What is expected: Please return all lines of the data below containing the string "host".

☆ ☆ ☆ ☆

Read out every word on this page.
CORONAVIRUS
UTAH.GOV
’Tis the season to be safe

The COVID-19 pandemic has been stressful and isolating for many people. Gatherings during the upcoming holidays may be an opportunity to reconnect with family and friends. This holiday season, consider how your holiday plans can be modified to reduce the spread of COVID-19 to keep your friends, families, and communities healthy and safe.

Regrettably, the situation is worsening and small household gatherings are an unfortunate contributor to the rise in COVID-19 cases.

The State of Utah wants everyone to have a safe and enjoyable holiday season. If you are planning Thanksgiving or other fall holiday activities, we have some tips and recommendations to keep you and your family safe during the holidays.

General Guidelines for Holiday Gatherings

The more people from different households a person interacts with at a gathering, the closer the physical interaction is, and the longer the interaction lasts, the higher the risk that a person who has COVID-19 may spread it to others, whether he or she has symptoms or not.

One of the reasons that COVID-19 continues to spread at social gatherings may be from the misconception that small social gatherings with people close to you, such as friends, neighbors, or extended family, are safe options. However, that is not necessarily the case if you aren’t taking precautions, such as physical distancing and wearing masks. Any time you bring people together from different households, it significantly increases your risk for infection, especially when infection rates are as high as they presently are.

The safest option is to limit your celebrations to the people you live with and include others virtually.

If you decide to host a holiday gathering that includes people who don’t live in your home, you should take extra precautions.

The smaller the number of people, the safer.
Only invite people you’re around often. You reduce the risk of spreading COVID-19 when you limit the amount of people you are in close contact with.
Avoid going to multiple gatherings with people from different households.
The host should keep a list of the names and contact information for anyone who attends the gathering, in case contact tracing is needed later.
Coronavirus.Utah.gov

☆ ☆ ☆ ☆

Worked solution:
If you decide to host a holiday gathering that includes people who don’t live in your home, you should take extra precautions.
The host should keep a list of the names and contact information for anyone who attends the gathering, in case contact tracing is needed later.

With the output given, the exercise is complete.